* BEGIN Listing *

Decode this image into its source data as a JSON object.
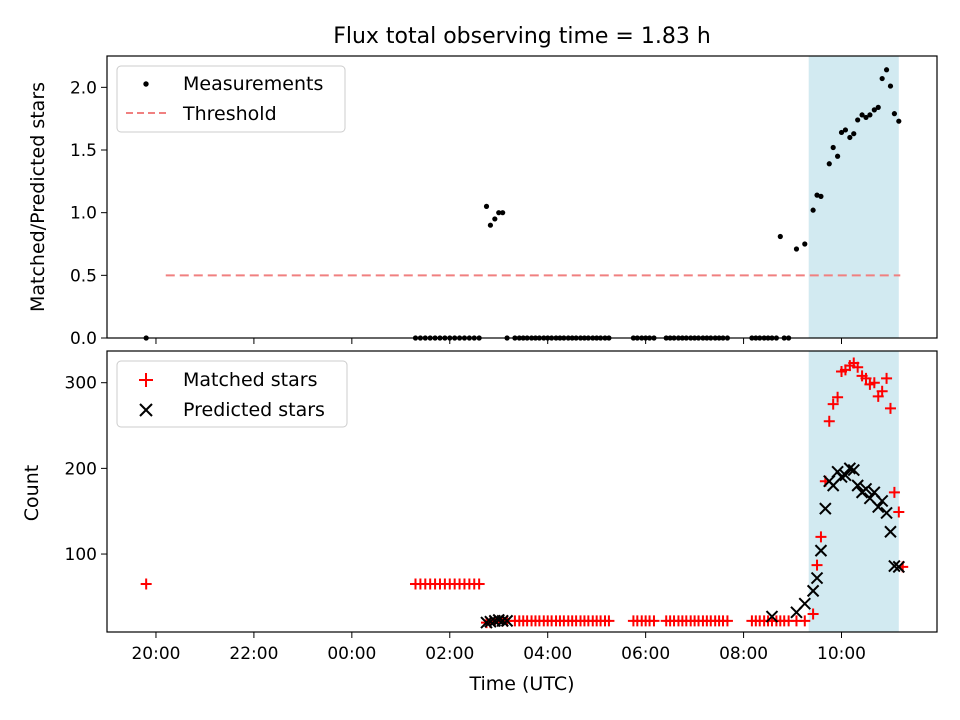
{
  "chart_data": {
    "title": "Flux total observing time = 1.83 h",
    "xlabel": "Time (UTC)",
    "x_unit": "hours relative to 00:00 UTC",
    "x_ticks": [
      {
        "value": -4,
        "label": "20:00"
      },
      {
        "value": -2,
        "label": "22:00"
      },
      {
        "value": 0,
        "label": "00:00"
      },
      {
        "value": 2,
        "label": "02:00"
      },
      {
        "value": 4,
        "label": "04:00"
      },
      {
        "value": 6,
        "label": "06:00"
      },
      {
        "value": 8,
        "label": "08:00"
      },
      {
        "value": 10,
        "label": "10:00"
      }
    ],
    "xlim": [
      -5.0,
      11.95
    ],
    "highlight_span": {
      "start": 9.33,
      "end": 11.17,
      "color": "#add8e6"
    },
    "panels": [
      {
        "id": "ratio",
        "type": "scatter",
        "ylabel": "Matched/Predicted stars",
        "ylim": [
          0,
          2.25
        ],
        "y_ticks": [
          {
            "value": 0,
            "label": "0.0"
          },
          {
            "value": 0.5,
            "label": "0.5"
          },
          {
            "value": 1.0,
            "label": "1.0"
          },
          {
            "value": 1.5,
            "label": "1.5"
          },
          {
            "value": 2.0,
            "label": "2.0"
          }
        ],
        "legend_position": "upper-left",
        "threshold": {
          "name": "Threshold",
          "value": 0.5,
          "x_range": [
            -3.8,
            11.2
          ],
          "color": "#f08080"
        },
        "series": [
          {
            "name": "Measurements",
            "marker": "dot",
            "color": "#000000",
            "x": [
              -4.2,
              1.3,
              1.4,
              1.5,
              1.6,
              1.7,
              1.8,
              1.9,
              2.0,
              2.1,
              2.2,
              2.3,
              2.4,
              2.5,
              2.6,
              2.75,
              2.83,
              2.92,
              3.0,
              3.08,
              3.17,
              3.33,
              3.42,
              3.5,
              3.58,
              3.67,
              3.75,
              3.83,
              3.92,
              4.0,
              4.08,
              4.17,
              4.25,
              4.33,
              4.42,
              4.5,
              4.58,
              4.67,
              4.75,
              4.83,
              4.92,
              5.0,
              5.08,
              5.17,
              5.25,
              5.75,
              5.83,
              5.92,
              6.0,
              6.08,
              6.17,
              6.42,
              6.5,
              6.58,
              6.67,
              6.75,
              6.83,
              6.92,
              7.0,
              7.08,
              7.17,
              7.25,
              7.33,
              7.42,
              7.5,
              7.58,
              7.67,
              8.17,
              8.25,
              8.33,
              8.42,
              8.5,
              8.58,
              8.67,
              8.75,
              8.83,
              8.92,
              9.08,
              9.25,
              9.42,
              9.5,
              9.58,
              9.75,
              9.83,
              9.92,
              10.0,
              10.08,
              10.17,
              10.25,
              10.33,
              10.42,
              10.5,
              10.58,
              10.67,
              10.75,
              10.83,
              10.92,
              11.0,
              11.08,
              11.17
            ],
            "y": [
              0,
              0,
              0,
              0,
              0,
              0,
              0,
              0,
              0,
              0,
              0,
              0,
              0,
              0,
              0,
              1.05,
              0.9,
              0.95,
              1.0,
              1.0,
              0,
              0,
              0,
              0,
              0,
              0,
              0,
              0,
              0,
              0,
              0,
              0,
              0,
              0,
              0,
              0,
              0,
              0,
              0,
              0,
              0,
              0,
              0,
              0,
              0,
              0,
              0,
              0,
              0,
              0,
              0,
              0,
              0,
              0,
              0,
              0,
              0,
              0,
              0,
              0,
              0,
              0,
              0,
              0,
              0,
              0,
              0,
              0,
              0,
              0,
              0,
              0,
              0,
              0,
              0.81,
              0,
              0,
              0.71,
              0.75,
              1.02,
              1.14,
              1.13,
              1.39,
              1.52,
              1.45,
              1.64,
              1.66,
              1.6,
              1.63,
              1.74,
              1.78,
              1.76,
              1.78,
              1.82,
              1.84,
              2.07,
              2.14,
              2.01,
              1.79,
              1.73
            ]
          }
        ]
      },
      {
        "id": "counts",
        "type": "scatter",
        "ylabel": "Count",
        "ylim": [
          9,
          337
        ],
        "y_ticks": [
          {
            "value": 100,
            "label": "100"
          },
          {
            "value": 200,
            "label": "200"
          },
          {
            "value": 300,
            "label": "300"
          }
        ],
        "legend_position": "upper-left",
        "series": [
          {
            "name": "Matched stars",
            "marker": "plus",
            "color": "#ff0000",
            "x": [
              -4.2,
              1.3,
              1.4,
              1.5,
              1.6,
              1.7,
              1.8,
              1.9,
              2.0,
              2.1,
              2.2,
              2.3,
              2.4,
              2.5,
              2.6,
              2.75,
              2.83,
              2.92,
              3.0,
              3.08,
              3.17,
              3.33,
              3.42,
              3.5,
              3.58,
              3.67,
              3.75,
              3.83,
              3.92,
              4.0,
              4.08,
              4.17,
              4.25,
              4.33,
              4.42,
              4.5,
              4.58,
              4.67,
              4.75,
              4.83,
              4.92,
              5.0,
              5.08,
              5.17,
              5.25,
              5.75,
              5.83,
              5.92,
              6.0,
              6.08,
              6.17,
              6.42,
              6.5,
              6.58,
              6.67,
              6.75,
              6.83,
              6.92,
              7.0,
              7.08,
              7.17,
              7.25,
              7.33,
              7.42,
              7.5,
              7.58,
              7.67,
              8.17,
              8.25,
              8.33,
              8.42,
              8.5,
              8.58,
              8.67,
              8.75,
              8.83,
              8.92,
              9.08,
              9.25,
              9.42,
              9.5,
              9.58,
              9.67,
              9.75,
              9.83,
              9.92,
              10.0,
              10.08,
              10.17,
              10.25,
              10.33,
              10.42,
              10.5,
              10.58,
              10.67,
              10.75,
              10.83,
              10.92,
              11.0,
              11.08,
              11.17,
              11.25
            ],
            "y": [
              65,
              65,
              65,
              65,
              65,
              65,
              65,
              65,
              65,
              65,
              65,
              65,
              65,
              65,
              65,
              20,
              20,
              22,
              22,
              22,
              22,
              22,
              22,
              22,
              22,
              22,
              22,
              22,
              22,
              22,
              22,
              22,
              22,
              22,
              22,
              22,
              22,
              22,
              22,
              22,
              22,
              22,
              22,
              22,
              22,
              22,
              22,
              22,
              22,
              22,
              22,
              22,
              22,
              22,
              22,
              22,
              22,
              22,
              22,
              22,
              22,
              22,
              22,
              22,
              22,
              22,
              22,
              22,
              22,
              22,
              22,
              22,
              22,
              22,
              22,
              22,
              22,
              22,
              22,
              30,
              87,
              120,
              185,
              255,
              275,
              283,
              313,
              315,
              320,
              323,
              318,
              308,
              305,
              298,
              300,
              284,
              290,
              305,
              270,
              172,
              149,
              85
            ]
          },
          {
            "name": "Predicted stars",
            "marker": "x",
            "color": "#000000",
            "x": [
              2.75,
              2.83,
              2.92,
              3.0,
              3.08,
              3.17,
              8.58,
              9.08,
              9.25,
              9.42,
              9.5,
              9.58,
              9.67,
              9.75,
              9.83,
              9.92,
              10.0,
              10.08,
              10.17,
              10.25,
              10.33,
              10.42,
              10.5,
              10.58,
              10.67,
              10.75,
              10.83,
              10.92,
              11.0,
              11.08,
              11.17
            ],
            "y": [
              20,
              21,
              22,
              23,
              22,
              22,
              27,
              32,
              42,
              57,
              72,
              104,
              153,
              185,
              180,
              196,
              190,
              192,
              200,
              198,
              180,
              172,
              176,
              165,
              172,
              155,
              162,
              148,
              126,
              86,
              85
            ]
          }
        ]
      }
    ]
  }
}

* END Listing *

# [Exercise goal]
Reproduce each entry precisely, dropping only the pictures.

# [Final answer]
Decode this image into its source data as a JSON object.
{
  "chart_data": {
    "title": "Flux total observing time = 1.83 h",
    "xlabel": "Time (UTC)",
    "x_unit": "hours relative to 00:00 UTC",
    "x_ticks": [
      {
        "value": -4,
        "label": "20:00"
      },
      {
        "value": -2,
        "label": "22:00"
      },
      {
        "value": 0,
        "label": "00:00"
      },
      {
        "value": 2,
        "label": "02:00"
      },
      {
        "value": 4,
        "label": "04:00"
      },
      {
        "value": 6,
        "label": "06:00"
      },
      {
        "value": 8,
        "label": "08:00"
      },
      {
        "value": 10,
        "label": "10:00"
      }
    ],
    "xlim": [
      -5.0,
      11.95
    ],
    "highlight_span": {
      "start": 9.33,
      "end": 11.17,
      "color": "#add8e6"
    },
    "panels": [
      {
        "id": "ratio",
        "type": "scatter",
        "ylabel": "Matched/Predicted stars",
        "ylim": [
          0,
          2.25
        ],
        "y_ticks": [
          {
            "value": 0,
            "label": "0.0"
          },
          {
            "value": 0.5,
            "label": "0.5"
          },
          {
            "value": 1.0,
            "label": "1.0"
          },
          {
            "value": 1.5,
            "label": "1.5"
          },
          {
            "value": 2.0,
            "label": "2.0"
          }
        ],
        "legend_position": "upper-left",
        "threshold": {
          "name": "Threshold",
          "value": 0.5,
          "x_range": [
            -3.8,
            11.2
          ],
          "color": "#f08080"
        },
        "series": [
          {
            "name": "Measurements",
            "marker": "dot",
            "color": "#000000",
            "x": [
              -4.2,
              1.3,
              1.4,
              1.5,
              1.6,
              1.7,
              1.8,
              1.9,
              2.0,
              2.1,
              2.2,
              2.3,
              2.4,
              2.5,
              2.6,
              2.75,
              2.83,
              2.92,
              3.0,
              3.08,
              3.17,
              3.33,
              3.42,
              3.5,
              3.58,
              3.67,
              3.75,
              3.83,
              3.92,
              4.0,
              4.08,
              4.17,
              4.25,
              4.33,
              4.42,
              4.5,
              4.58,
              4.67,
              4.75,
              4.83,
              4.92,
              5.0,
              5.08,
              5.17,
              5.25,
              5.75,
              5.83,
              5.92,
              6.0,
              6.08,
              6.17,
              6.42,
              6.5,
              6.58,
              6.67,
              6.75,
              6.83,
              6.92,
              7.0,
              7.08,
              7.17,
              7.25,
              7.33,
              7.42,
              7.5,
              7.58,
              7.67,
              8.17,
              8.25,
              8.33,
              8.42,
              8.5,
              8.58,
              8.67,
              8.75,
              8.83,
              8.92,
              9.08,
              9.25,
              9.42,
              9.5,
              9.58,
              9.75,
              9.83,
              9.92,
              10.0,
              10.08,
              10.17,
              10.25,
              10.33,
              10.42,
              10.5,
              10.58,
              10.67,
              10.75,
              10.83,
              10.92,
              11.0,
              11.08,
              11.17
            ],
            "y": [
              0,
              0,
              0,
              0,
              0,
              0,
              0,
              0,
              0,
              0,
              0,
              0,
              0,
              0,
              0,
              1.05,
              0.9,
              0.95,
              1.0,
              1.0,
              0,
              0,
              0,
              0,
              0,
              0,
              0,
              0,
              0,
              0,
              0,
              0,
              0,
              0,
              0,
              0,
              0,
              0,
              0,
              0,
              0,
              0,
              0,
              0,
              0,
              0,
              0,
              0,
              0,
              0,
              0,
              0,
              0,
              0,
              0,
              0,
              0,
              0,
              0,
              0,
              0,
              0,
              0,
              0,
              0,
              0,
              0,
              0,
              0,
              0,
              0,
              0,
              0,
              0,
              0.81,
              0,
              0,
              0.71,
              0.75,
              1.02,
              1.14,
              1.13,
              1.39,
              1.52,
              1.45,
              1.64,
              1.66,
              1.6,
              1.63,
              1.74,
              1.78,
              1.76,
              1.78,
              1.82,
              1.84,
              2.07,
              2.14,
              2.01,
              1.79,
              1.73
            ]
          }
        ]
      },
      {
        "id": "counts",
        "type": "scatter",
        "ylabel": "Count",
        "ylim": [
          9,
          337
        ],
        "y_ticks": [
          {
            "value": 100,
            "label": "100"
          },
          {
            "value": 200,
            "label": "200"
          },
          {
            "value": 300,
            "label": "300"
          }
        ],
        "legend_position": "upper-left",
        "series": [
          {
            "name": "Matched stars",
            "marker": "plus",
            "color": "#ff0000",
            "x": [
              -4.2,
              1.3,
              1.4,
              1.5,
              1.6,
              1.7,
              1.8,
              1.9,
              2.0,
              2.1,
              2.2,
              2.3,
              2.4,
              2.5,
              2.6,
              2.75,
              2.83,
              2.92,
              3.0,
              3.08,
              3.17,
              3.33,
              3.42,
              3.5,
              3.58,
              3.67,
              3.75,
              3.83,
              3.92,
              4.0,
              4.08,
              4.17,
              4.25,
              4.33,
              4.42,
              4.5,
              4.58,
              4.67,
              4.75,
              4.83,
              4.92,
              5.0,
              5.08,
              5.17,
              5.25,
              5.75,
              5.83,
              5.92,
              6.0,
              6.08,
              6.17,
              6.42,
              6.5,
              6.58,
              6.67,
              6.75,
              6.83,
              6.92,
              7.0,
              7.08,
              7.17,
              7.25,
              7.33,
              7.42,
              7.5,
              7.58,
              7.67,
              8.17,
              8.25,
              8.33,
              8.42,
              8.5,
              8.58,
              8.67,
              8.75,
              8.83,
              8.92,
              9.08,
              9.25,
              9.42,
              9.5,
              9.58,
              9.67,
              9.75,
              9.83,
              9.92,
              10.0,
              10.08,
              10.17,
              10.25,
              10.33,
              10.42,
              10.5,
              10.58,
              10.67,
              10.75,
              10.83,
              10.92,
              11.0,
              11.08,
              11.17,
              11.25
            ],
            "y": [
              65,
              65,
              65,
              65,
              65,
              65,
              65,
              65,
              65,
              65,
              65,
              65,
              65,
              65,
              65,
              20,
              20,
              22,
              22,
              22,
              22,
              22,
              22,
              22,
              22,
              22,
              22,
              22,
              22,
              22,
              22,
              22,
              22,
              22,
              22,
              22,
              22,
              22,
              22,
              22,
              22,
              22,
              22,
              22,
              22,
              22,
              22,
              22,
              22,
              22,
              22,
              22,
              22,
              22,
              22,
              22,
              22,
              22,
              22,
              22,
              22,
              22,
              22,
              22,
              22,
              22,
              22,
              22,
              22,
              22,
              22,
              22,
              22,
              22,
              22,
              22,
              22,
              22,
              22,
              30,
              87,
              120,
              185,
              255,
              275,
              283,
              313,
              315,
              320,
              323,
              318,
              308,
              305,
              298,
              300,
              284,
              290,
              305,
              270,
              172,
              149,
              85
            ]
          },
          {
            "name": "Predicted stars",
            "marker": "x",
            "color": "#000000",
            "x": [
              2.75,
              2.83,
              2.92,
              3.0,
              3.08,
              3.17,
              8.58,
              9.08,
              9.25,
              9.42,
              9.5,
              9.58,
              9.67,
              9.75,
              9.83,
              9.92,
              10.0,
              10.08,
              10.17,
              10.25,
              10.33,
              10.42,
              10.5,
              10.58,
              10.67,
              10.75,
              10.83,
              10.92,
              11.0,
              11.08,
              11.17
            ],
            "y": [
              20,
              21,
              22,
              23,
              22,
              22,
              27,
              32,
              42,
              57,
              72,
              104,
              153,
              185,
              180,
              196,
              190,
              192,
              200,
              198,
              180,
              172,
              176,
              165,
              172,
              155,
              162,
              148,
              126,
              86,
              85
            ]
          }
        ]
      }
    ]
  }
}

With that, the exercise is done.